Records from a dataset
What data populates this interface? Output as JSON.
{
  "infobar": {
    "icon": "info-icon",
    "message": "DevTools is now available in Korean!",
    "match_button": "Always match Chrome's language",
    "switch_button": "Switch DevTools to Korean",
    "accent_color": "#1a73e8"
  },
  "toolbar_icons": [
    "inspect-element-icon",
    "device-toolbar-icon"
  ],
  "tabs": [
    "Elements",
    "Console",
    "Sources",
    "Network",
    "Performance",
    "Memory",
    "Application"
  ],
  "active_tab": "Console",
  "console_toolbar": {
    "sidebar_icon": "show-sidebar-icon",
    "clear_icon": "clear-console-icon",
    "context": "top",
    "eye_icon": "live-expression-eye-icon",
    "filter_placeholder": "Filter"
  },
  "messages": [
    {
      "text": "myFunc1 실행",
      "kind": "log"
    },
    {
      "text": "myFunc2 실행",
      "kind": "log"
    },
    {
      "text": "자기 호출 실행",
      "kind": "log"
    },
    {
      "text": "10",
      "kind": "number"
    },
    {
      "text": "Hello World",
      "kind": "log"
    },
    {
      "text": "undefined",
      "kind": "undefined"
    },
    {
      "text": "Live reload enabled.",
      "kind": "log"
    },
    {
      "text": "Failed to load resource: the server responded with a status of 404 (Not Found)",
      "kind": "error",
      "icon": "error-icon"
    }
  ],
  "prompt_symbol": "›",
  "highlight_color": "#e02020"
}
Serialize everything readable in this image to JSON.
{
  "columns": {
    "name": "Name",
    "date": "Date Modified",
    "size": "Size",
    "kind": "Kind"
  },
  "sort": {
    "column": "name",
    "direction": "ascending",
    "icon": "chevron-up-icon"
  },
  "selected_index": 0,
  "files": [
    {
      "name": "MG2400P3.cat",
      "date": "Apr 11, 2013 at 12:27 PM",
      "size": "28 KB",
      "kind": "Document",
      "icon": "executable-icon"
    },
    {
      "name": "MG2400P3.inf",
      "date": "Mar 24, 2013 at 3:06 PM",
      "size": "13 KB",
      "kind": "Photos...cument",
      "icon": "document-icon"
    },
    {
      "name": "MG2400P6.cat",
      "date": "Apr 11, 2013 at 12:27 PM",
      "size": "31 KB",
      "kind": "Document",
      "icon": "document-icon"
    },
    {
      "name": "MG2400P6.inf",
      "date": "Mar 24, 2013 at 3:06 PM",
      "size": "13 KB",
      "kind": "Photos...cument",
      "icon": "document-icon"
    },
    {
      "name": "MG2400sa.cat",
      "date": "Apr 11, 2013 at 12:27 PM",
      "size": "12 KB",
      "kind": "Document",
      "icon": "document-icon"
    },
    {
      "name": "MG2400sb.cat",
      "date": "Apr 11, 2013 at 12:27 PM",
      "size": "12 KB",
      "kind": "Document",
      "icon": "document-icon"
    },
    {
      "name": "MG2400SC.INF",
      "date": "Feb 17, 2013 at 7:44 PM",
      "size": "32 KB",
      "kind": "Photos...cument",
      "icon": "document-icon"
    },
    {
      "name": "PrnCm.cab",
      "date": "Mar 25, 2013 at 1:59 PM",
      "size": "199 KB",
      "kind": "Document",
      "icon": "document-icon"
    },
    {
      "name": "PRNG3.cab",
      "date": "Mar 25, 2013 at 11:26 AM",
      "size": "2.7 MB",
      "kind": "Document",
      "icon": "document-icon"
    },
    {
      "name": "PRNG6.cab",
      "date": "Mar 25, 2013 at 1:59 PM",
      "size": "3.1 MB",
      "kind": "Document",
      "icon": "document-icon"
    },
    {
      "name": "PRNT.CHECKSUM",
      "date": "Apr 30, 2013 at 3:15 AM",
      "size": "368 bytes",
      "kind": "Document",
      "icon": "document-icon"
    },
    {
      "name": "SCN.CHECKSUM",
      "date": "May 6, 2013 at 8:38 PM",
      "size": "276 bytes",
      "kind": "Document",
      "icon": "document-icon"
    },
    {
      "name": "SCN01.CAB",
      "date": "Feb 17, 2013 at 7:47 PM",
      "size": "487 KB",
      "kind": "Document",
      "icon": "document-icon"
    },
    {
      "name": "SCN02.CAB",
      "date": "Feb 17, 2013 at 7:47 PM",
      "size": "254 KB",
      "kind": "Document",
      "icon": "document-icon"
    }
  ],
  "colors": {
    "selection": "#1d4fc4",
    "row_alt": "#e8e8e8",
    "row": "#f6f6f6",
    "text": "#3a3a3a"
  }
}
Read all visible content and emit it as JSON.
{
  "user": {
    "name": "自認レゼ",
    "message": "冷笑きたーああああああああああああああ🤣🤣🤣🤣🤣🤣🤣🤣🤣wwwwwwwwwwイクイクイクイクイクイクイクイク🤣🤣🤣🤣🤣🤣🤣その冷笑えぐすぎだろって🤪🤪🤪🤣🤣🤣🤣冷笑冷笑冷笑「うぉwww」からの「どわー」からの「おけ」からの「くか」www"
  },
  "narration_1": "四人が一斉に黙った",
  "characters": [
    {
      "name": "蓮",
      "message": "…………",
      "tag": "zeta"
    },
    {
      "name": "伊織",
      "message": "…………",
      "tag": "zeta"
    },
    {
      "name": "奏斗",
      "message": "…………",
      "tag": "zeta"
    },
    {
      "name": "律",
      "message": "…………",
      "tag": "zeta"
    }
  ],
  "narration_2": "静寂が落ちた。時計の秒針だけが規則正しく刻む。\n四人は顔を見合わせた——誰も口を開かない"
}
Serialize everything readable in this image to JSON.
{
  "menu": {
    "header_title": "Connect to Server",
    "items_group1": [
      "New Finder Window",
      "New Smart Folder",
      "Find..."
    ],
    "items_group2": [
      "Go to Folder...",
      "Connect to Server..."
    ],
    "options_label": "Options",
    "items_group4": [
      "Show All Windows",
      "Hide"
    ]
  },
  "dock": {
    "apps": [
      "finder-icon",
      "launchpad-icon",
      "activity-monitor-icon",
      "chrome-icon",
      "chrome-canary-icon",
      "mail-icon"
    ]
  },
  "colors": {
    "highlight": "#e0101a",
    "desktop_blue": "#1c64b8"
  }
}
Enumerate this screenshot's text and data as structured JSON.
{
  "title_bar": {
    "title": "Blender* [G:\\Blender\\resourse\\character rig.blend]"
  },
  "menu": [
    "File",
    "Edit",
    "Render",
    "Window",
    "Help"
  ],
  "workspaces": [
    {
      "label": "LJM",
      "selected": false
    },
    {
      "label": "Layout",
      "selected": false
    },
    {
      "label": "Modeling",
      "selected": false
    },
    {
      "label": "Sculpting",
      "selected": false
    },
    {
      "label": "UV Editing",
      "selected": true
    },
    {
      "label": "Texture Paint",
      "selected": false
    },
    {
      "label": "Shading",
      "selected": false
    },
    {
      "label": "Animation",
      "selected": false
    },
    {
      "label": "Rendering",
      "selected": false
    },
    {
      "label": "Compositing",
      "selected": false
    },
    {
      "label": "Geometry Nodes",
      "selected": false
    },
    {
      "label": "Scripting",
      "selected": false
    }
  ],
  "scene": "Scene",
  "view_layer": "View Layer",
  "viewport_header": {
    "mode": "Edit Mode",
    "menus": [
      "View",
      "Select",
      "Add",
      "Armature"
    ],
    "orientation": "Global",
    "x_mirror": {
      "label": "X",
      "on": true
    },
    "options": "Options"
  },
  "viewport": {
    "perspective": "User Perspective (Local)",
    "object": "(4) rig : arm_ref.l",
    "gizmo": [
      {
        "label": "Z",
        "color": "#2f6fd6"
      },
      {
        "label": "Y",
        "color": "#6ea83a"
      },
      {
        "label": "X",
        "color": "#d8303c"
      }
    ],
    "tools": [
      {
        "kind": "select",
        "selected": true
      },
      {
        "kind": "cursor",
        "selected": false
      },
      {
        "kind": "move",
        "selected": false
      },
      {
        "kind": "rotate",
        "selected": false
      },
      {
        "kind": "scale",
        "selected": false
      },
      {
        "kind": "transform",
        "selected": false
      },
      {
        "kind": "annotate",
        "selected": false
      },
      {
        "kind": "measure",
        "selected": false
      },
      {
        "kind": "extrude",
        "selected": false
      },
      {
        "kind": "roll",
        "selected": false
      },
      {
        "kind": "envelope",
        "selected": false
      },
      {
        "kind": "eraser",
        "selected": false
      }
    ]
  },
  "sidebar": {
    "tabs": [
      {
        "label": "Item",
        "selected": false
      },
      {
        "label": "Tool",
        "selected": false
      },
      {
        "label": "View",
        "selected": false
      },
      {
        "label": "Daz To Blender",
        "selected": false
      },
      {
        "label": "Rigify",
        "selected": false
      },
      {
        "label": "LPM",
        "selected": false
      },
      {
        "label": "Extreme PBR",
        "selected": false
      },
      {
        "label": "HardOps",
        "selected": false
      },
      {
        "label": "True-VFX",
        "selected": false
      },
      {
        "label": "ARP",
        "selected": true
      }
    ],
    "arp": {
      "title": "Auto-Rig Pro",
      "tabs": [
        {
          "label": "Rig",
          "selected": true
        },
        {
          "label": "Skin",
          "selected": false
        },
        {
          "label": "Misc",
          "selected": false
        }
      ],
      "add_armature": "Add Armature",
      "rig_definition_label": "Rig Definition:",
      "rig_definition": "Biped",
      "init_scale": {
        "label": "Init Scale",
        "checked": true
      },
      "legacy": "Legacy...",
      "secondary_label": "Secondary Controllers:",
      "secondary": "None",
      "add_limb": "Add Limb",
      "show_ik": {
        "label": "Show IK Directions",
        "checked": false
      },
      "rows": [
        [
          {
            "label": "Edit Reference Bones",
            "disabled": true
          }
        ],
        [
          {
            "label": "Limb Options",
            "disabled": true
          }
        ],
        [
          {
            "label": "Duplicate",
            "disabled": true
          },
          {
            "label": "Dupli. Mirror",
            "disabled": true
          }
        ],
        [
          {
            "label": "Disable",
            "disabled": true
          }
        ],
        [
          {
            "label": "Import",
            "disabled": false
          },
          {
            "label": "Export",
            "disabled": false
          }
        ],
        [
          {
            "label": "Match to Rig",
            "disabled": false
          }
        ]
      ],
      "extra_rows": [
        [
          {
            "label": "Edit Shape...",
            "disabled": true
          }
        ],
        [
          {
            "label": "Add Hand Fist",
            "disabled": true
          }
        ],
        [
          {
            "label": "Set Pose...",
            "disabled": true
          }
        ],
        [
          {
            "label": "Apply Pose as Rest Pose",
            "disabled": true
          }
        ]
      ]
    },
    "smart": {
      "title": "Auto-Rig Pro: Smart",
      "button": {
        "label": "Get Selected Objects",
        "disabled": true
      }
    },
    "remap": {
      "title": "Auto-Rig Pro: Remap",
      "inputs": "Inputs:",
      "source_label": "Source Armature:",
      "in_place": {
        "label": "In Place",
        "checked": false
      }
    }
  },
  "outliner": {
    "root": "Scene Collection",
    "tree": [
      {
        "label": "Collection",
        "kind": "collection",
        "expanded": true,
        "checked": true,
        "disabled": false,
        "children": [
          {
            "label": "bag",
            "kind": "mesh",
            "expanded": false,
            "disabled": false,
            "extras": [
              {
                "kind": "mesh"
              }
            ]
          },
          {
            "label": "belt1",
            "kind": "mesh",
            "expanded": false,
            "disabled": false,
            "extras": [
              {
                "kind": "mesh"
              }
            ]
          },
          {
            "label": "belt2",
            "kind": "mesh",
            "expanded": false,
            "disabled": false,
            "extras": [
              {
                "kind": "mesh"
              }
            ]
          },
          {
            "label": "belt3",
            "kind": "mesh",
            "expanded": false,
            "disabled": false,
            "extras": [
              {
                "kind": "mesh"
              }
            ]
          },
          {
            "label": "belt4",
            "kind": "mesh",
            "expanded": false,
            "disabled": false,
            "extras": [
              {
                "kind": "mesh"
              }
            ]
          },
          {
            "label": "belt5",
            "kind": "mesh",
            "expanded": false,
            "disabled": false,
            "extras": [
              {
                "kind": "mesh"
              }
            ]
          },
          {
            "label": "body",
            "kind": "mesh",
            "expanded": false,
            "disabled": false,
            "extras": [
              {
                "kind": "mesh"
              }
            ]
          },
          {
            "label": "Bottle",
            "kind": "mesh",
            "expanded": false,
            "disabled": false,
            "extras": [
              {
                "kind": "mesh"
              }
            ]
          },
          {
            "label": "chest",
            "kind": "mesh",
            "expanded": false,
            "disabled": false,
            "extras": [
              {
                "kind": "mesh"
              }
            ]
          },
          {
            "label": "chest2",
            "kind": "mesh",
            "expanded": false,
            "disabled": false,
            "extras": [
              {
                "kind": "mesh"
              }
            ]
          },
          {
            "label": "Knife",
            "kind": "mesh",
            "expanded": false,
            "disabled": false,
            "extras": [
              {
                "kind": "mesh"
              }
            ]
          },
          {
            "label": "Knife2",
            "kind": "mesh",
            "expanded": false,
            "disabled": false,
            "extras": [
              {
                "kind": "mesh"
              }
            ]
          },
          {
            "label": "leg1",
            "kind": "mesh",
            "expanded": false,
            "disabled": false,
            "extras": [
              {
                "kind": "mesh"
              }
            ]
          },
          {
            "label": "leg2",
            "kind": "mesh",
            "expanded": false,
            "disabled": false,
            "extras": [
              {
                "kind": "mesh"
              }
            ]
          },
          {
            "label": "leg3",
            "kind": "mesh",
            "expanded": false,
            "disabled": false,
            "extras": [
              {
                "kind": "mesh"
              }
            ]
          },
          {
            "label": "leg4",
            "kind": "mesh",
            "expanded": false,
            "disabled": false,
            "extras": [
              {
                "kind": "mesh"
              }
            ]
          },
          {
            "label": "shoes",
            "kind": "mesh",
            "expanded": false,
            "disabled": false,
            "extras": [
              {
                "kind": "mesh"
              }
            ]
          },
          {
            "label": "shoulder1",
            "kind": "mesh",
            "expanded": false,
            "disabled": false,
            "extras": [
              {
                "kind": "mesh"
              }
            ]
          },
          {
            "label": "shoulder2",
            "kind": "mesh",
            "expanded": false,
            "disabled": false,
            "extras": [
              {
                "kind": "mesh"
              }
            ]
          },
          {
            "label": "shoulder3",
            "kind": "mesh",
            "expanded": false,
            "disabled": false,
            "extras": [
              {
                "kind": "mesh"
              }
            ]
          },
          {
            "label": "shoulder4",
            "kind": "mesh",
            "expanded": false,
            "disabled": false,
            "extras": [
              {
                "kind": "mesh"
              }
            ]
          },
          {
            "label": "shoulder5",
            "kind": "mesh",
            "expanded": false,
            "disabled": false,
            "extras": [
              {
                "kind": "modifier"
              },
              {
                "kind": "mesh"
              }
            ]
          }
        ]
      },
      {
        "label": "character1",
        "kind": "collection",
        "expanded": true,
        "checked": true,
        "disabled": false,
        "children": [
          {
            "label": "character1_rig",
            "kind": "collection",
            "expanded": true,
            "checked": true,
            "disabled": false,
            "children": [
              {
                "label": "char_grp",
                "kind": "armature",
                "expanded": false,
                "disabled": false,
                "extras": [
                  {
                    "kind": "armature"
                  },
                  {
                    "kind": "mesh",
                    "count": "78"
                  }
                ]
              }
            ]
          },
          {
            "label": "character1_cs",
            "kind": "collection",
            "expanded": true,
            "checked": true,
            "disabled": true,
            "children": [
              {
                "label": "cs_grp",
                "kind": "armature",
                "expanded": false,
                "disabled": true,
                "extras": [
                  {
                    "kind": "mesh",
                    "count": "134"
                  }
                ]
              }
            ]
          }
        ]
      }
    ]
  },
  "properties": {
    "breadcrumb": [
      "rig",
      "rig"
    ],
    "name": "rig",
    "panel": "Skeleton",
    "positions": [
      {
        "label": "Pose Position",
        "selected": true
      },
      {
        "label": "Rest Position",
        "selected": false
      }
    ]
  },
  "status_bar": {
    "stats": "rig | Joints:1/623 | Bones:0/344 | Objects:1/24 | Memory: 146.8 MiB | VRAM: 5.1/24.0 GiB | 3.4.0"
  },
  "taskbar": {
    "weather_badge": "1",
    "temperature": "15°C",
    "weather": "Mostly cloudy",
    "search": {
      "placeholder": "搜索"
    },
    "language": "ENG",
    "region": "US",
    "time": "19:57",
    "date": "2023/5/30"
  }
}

__Aim__:
Identify the lines that hold the word "Pose". Copy every one of them.

__Response to the exercise__:
            "label": "Set Pose...",
            "label": "Apply Pose as Rest Pose",
        "label": "Pose Position",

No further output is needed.